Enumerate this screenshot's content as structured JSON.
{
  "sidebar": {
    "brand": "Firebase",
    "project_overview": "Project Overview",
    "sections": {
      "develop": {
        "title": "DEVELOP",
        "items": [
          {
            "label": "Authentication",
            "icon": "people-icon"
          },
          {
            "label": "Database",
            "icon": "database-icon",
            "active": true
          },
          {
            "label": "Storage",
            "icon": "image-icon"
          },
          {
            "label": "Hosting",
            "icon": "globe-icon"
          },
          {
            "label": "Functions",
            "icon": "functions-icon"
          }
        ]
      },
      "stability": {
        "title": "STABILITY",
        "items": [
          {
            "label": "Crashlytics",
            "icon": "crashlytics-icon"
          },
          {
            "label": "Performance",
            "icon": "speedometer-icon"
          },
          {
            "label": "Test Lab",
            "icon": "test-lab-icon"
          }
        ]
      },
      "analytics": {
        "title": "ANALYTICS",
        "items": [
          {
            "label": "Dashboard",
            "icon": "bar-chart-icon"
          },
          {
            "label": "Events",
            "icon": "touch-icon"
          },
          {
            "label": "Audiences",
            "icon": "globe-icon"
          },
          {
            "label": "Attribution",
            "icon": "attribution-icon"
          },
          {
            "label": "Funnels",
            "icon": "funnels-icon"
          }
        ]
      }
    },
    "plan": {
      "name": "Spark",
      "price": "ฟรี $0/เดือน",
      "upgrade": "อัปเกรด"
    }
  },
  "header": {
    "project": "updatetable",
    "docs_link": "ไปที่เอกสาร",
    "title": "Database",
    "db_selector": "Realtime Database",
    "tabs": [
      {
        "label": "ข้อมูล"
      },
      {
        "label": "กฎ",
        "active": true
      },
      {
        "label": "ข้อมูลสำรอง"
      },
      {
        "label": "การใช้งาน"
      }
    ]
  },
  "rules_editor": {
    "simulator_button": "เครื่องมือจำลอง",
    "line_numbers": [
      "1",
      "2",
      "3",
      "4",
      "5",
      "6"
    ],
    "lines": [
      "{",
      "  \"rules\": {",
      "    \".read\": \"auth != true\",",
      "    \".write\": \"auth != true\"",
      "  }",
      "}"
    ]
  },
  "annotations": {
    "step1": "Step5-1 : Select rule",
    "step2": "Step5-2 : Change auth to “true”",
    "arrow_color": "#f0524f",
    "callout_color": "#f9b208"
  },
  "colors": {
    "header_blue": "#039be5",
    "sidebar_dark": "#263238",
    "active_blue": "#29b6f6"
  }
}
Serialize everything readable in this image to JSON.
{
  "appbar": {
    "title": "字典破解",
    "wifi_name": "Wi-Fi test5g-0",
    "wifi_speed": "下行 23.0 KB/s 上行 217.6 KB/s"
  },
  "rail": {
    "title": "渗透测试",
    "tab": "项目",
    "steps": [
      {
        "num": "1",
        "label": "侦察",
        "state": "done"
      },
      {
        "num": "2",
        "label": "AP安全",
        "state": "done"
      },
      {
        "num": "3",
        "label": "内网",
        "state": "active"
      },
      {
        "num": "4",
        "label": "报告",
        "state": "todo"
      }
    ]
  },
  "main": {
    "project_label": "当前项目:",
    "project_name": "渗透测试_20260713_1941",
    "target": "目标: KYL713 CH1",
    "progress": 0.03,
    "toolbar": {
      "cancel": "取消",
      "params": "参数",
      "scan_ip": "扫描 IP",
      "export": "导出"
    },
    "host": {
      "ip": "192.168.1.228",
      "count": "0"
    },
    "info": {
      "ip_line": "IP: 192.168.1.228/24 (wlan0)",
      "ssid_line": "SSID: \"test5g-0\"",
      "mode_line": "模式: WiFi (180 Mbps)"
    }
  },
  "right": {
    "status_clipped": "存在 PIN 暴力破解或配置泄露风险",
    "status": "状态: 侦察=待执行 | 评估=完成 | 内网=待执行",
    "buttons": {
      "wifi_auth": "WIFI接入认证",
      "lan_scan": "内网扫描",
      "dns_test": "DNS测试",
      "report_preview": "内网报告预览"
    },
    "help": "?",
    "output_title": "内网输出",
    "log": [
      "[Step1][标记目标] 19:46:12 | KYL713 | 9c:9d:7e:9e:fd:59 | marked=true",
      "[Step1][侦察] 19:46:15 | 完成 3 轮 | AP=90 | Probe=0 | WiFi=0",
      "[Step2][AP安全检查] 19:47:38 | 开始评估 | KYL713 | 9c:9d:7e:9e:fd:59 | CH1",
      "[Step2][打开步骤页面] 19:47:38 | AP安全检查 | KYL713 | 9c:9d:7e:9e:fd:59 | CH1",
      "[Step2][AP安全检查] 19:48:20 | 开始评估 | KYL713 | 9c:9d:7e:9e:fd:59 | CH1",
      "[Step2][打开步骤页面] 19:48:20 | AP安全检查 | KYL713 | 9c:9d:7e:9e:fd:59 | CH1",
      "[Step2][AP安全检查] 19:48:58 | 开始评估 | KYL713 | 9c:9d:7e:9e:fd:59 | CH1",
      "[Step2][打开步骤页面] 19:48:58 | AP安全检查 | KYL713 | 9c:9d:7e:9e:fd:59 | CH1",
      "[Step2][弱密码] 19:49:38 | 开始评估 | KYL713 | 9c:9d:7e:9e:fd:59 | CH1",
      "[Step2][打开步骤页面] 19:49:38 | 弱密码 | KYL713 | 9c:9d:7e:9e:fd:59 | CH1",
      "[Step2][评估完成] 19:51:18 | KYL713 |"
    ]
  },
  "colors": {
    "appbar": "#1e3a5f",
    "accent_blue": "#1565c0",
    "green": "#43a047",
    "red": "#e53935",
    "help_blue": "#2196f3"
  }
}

________________________________________

WHAT THE TASK ASKS: Transcribe the material above in its entirety. Match it exactly.

ANSWER TO THE TASK:
Enumerate this screenshot's content as structured JSON.
{
  "sidebar": {
    "brand": "Firebase",
    "project_overview": "Project Overview",
    "sections": {
      "develop": {
        "title": "DEVELOP",
        "items": [
          {
            "label": "Authentication",
            "icon": "people-icon"
          },
          {
            "label": "Database",
            "icon": "database-icon",
            "active": true
          },
          {
            "label": "Storage",
            "icon": "image-icon"
          },
          {
            "label": "Hosting",
            "icon": "globe-icon"
          },
          {
            "label": "Functions",
            "icon": "functions-icon"
          }
        ]
      },
      "stability": {
        "title": "STABILITY",
        "items": [
          {
            "label": "Crashlytics",
            "icon": "crashlytics-icon"
          },
          {
            "label": "Performance",
            "icon": "speedometer-icon"
          },
          {
            "label": "Test Lab",
            "icon": "test-lab-icon"
          }
        ]
      },
      "analytics": {
        "title": "ANALYTICS",
        "items": [
          {
            "label": "Dashboard",
            "icon": "bar-chart-icon"
          },
          {
            "label": "Events",
            "icon": "touch-icon"
          },
          {
            "label": "Audiences",
            "icon": "globe-icon"
          },
          {
            "label": "Attribution",
            "icon": "attribution-icon"
          },
          {
            "label": "Funnels",
            "icon": "funnels-icon"
          }
        ]
      }
    },
    "plan": {
      "name": "Spark",
      "price": "ฟรี $0/เดือน",
      "upgrade": "อัปเกรด"
    }
  },
  "header": {
    "project": "updatetable",
    "docs_link": "ไปที่เอกสาร",
    "title": "Database",
    "db_selector": "Realtime Database",
    "tabs": [
      {
        "label": "ข้อมูล"
      },
      {
        "label": "กฎ",
        "active": true
      },
      {
        "label": "ข้อมูลสำรอง"
      },
      {
        "label": "การใช้งาน"
      }
    ]
  },
  "rules_editor": {
    "simulator_button": "เครื่องมือจำลอง",
    "line_numbers": [
      "1",
      "2",
      "3",
      "4",
      "5",
      "6"
    ],
    "lines": [
      "{",
      "  \"rules\": {",
      "    \".read\": \"auth != true\",",
      "    \".write\": \"auth != true\"",
      "  }",
      "}"
    ]
  },
  "annotations": {
    "step1": "Step5-1 : Select rule",
    "step2": "Step5-2 : Change auth to “true”",
    "arrow_color": "#f0524f",
    "callout_color": "#f9b208"
  },
  "colors": {
    "header_blue": "#039be5",
    "sidebar_dark": "#263238",
    "active_blue": "#29b6f6"
  }
}
Serialize everything readable in this image to JSON.
{
  "appbar": {
    "title": "字典破解",
    "wifi_name": "Wi-Fi test5g-0",
    "wifi_speed": "下行 23.0 KB/s 上行 217.6 KB/s"
  },
  "rail": {
    "title": "渗透测试",
    "tab": "项目",
    "steps": [
      {
        "num": "1",
        "label": "侦察",
        "state": "done"
      },
      {
        "num": "2",
        "label": "AP安全",
        "state": "done"
      },
      {
        "num": "3",
        "label": "内网",
        "state": "active"
      },
      {
        "num": "4",
        "label": "报告",
        "state": "todo"
      }
    ]
  },
  "main": {
    "project_label": "当前项目:",
    "project_name": "渗透测试_20260713_1941",
    "target": "目标: KYL713 CH1",
    "progress": 0.03,
    "toolbar": {
      "cancel": "取消",
      "params": "参数",
      "scan_ip": "扫描 IP",
      "export": "导出"
    },
    "host": {
      "ip": "192.168.1.228",
      "count": "0"
    },
    "info": {
      "ip_line": "IP: 192.168.1.228/24 (wlan0)",
      "ssid_line": "SSID: \"test5g-0\"",
      "mode_line": "模式: WiFi (180 Mbps)"
    }
  },
  "right": {
    "status_clipped": "存在 PIN 暴力破解或配置泄露风险",
    "status": "状态: 侦察=待执行 | 评估=完成 | 内网=待执行",
    "buttons": {
      "wifi_auth": "WIFI接入认证",
      "lan_scan": "内网扫描",
      "dns_test": "DNS测试",
      "report_preview": "内网报告预览"
    },
    "help": "?",
    "output_title": "内网输出",
    "log": [
      "[Step1][标记目标] 19:46:12 | KYL713 | 9c:9d:7e:9e:fd:59 | marked=true",
      "[Step1][侦察] 19:46:15 | 完成 3 轮 | AP=90 | Probe=0 | WiFi=0",
      "[Step2][AP安全检查] 19:47:38 | 开始评估 | KYL713 | 9c:9d:7e:9e:fd:59 | CH1",
      "[Step2][打开步骤页面] 19:47:38 | AP安全检查 | KYL713 | 9c:9d:7e:9e:fd:59 | CH1",
      "[Step2][AP安全检查] 19:48:20 | 开始评估 | KYL713 | 9c:9d:7e:9e:fd:59 | CH1",
      "[Step2][打开步骤页面] 19:48:20 | AP安全检查 | KYL713 | 9c:9d:7e:9e:fd:59 | CH1",
      "[Step2][AP安全检查] 19:48:58 | 开始评估 | KYL713 | 9c:9d:7e:9e:fd:59 | CH1",
      "[Step2][打开步骤页面] 19:48:58 | AP安全检查 | KYL713 | 9c:9d:7e:9e:fd:59 | CH1",
      "[Step2][弱密码] 19:49:38 | 开始评估 | KYL713 | 9c:9d:7e:9e:fd:59 | CH1",
      "[Step2][打开步骤页面] 19:49:38 | 弱密码 | KYL713 | 9c:9d:7e:9e:fd:59 | CH1",
      "[Step2][评估完成] 19:51:18 | KYL713 |"
    ]
  },
  "colors": {
    "appbar": "#1e3a5f",
    "accent_blue": "#1565c0",
    "green": "#43a047",
    "red": "#e53935",
    "help_blue": "#2196f3"
  }
}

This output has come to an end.